— Start of EXERCISE MATERIALS —

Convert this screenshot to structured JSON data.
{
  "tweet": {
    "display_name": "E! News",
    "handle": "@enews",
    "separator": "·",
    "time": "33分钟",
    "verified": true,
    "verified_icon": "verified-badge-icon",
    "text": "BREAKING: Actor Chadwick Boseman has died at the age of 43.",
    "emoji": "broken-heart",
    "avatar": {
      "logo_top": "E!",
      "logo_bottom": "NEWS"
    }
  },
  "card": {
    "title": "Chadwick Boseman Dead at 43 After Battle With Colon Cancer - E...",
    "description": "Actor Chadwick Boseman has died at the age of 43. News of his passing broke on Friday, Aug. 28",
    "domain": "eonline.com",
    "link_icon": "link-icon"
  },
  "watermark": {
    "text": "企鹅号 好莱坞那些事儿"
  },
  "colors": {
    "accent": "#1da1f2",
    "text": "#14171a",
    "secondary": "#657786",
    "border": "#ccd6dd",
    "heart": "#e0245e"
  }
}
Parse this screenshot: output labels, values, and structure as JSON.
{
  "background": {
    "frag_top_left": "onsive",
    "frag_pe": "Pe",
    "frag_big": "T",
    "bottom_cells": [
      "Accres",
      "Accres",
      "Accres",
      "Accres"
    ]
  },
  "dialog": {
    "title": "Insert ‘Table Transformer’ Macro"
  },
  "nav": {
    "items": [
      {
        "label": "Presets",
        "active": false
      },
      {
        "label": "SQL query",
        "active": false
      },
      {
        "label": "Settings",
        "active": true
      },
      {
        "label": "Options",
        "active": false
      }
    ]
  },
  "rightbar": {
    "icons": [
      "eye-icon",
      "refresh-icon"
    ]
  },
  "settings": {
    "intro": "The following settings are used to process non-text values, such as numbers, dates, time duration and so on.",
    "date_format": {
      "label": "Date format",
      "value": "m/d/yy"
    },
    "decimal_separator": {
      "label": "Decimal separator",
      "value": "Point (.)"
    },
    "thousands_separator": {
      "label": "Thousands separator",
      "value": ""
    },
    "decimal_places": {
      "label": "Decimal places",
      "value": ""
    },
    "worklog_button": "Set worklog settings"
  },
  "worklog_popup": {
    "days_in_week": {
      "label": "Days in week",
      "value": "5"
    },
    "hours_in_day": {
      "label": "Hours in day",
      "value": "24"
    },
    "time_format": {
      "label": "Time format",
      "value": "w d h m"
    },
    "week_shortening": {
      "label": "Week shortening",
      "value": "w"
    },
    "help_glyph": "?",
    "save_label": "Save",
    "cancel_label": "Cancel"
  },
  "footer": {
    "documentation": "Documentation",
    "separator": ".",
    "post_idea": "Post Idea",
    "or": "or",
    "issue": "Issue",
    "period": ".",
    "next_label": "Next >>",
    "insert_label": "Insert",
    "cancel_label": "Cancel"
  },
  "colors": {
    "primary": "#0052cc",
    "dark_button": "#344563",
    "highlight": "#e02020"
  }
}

— End of EXERCISE MATERIALS —
— Start of EXERCISE MATERIALS —

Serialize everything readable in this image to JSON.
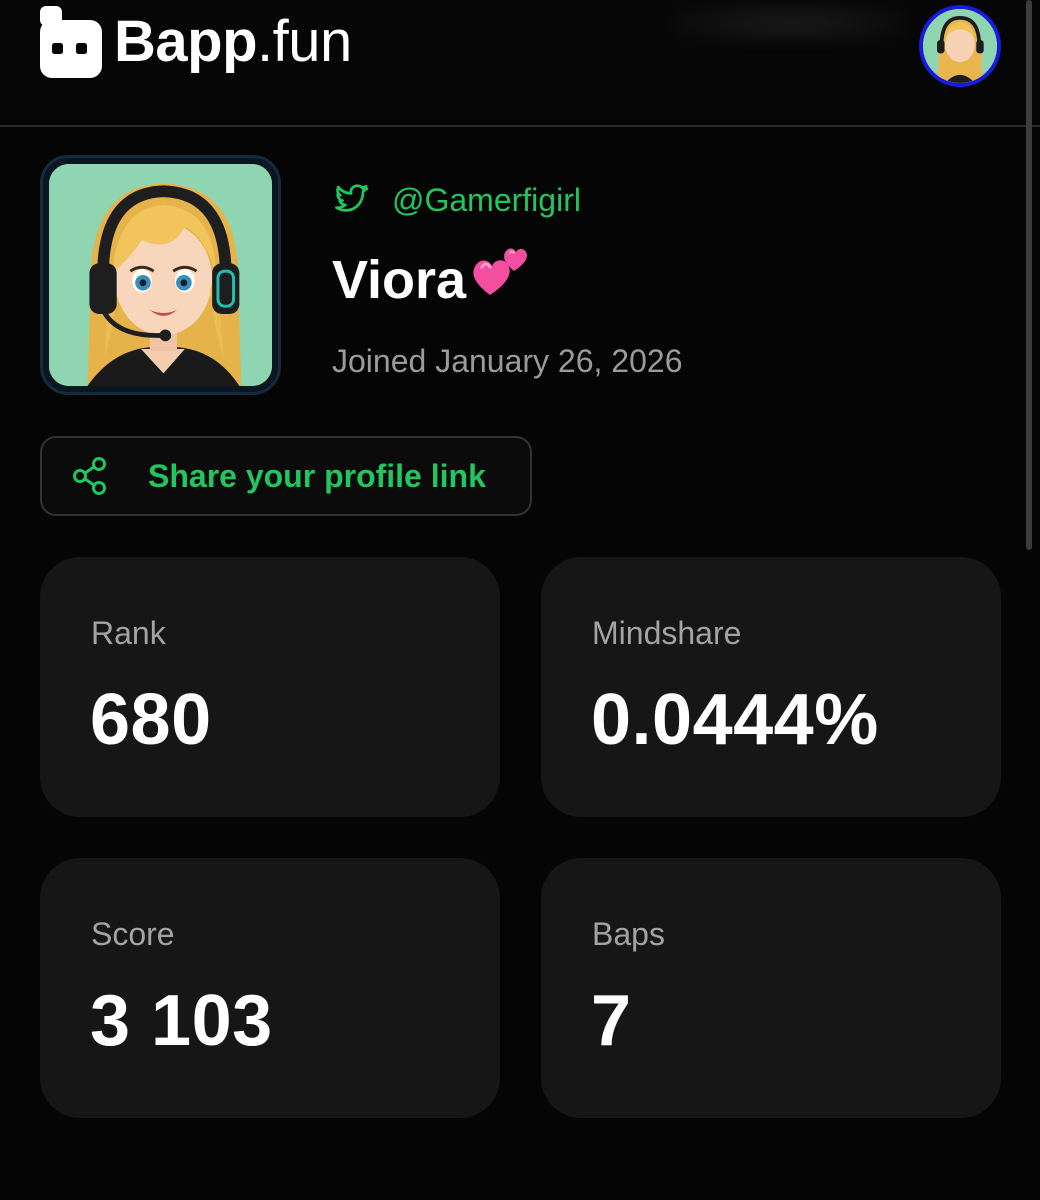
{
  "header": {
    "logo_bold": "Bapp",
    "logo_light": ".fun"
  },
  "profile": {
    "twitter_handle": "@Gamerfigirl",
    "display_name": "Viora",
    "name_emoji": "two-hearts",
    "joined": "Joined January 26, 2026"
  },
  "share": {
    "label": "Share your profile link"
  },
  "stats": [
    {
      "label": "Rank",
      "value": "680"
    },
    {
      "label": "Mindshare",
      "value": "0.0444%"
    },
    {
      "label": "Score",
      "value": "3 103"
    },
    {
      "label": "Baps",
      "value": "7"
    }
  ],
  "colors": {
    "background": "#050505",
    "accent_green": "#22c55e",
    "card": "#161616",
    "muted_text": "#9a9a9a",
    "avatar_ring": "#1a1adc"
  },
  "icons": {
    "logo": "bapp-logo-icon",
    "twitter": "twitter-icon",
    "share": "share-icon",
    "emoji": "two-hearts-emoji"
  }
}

— End of EXERCISE MATERIALS —
— Start of EXERCISE MATERIALS —

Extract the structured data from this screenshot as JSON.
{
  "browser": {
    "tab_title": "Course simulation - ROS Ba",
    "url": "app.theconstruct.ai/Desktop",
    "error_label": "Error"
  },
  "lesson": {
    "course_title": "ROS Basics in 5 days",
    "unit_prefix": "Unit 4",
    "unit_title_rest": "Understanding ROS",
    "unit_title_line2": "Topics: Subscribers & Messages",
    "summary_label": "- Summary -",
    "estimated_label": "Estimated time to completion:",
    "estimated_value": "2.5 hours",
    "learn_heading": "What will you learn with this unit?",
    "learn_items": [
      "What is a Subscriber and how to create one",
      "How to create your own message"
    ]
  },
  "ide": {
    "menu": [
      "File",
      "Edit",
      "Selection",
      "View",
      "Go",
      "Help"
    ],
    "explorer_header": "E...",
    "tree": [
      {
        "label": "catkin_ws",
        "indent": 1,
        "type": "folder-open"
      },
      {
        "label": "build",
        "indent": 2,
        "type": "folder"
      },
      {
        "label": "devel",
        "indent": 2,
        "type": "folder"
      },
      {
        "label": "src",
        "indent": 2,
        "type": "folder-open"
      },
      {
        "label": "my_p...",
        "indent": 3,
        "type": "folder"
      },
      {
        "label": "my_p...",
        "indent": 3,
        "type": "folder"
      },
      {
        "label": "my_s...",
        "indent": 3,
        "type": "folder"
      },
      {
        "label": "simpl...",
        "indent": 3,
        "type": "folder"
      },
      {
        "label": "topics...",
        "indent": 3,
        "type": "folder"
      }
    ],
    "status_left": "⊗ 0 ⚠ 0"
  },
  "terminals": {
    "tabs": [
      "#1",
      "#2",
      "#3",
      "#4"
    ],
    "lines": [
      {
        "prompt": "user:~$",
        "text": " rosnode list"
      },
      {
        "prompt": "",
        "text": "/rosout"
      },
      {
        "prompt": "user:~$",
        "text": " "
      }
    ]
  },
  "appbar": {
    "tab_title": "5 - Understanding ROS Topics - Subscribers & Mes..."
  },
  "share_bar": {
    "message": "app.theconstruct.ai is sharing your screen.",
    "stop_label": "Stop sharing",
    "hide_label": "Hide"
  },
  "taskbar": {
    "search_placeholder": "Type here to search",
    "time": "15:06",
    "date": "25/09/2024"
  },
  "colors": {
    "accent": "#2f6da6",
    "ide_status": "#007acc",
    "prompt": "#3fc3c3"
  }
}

— End of EXERCISE MATERIALS —

OBJECTIVE
Pull out each line holding the string "link".

TASK SOLUTION
    "link_icon": "link-icon"
    "label": "Share your profile link"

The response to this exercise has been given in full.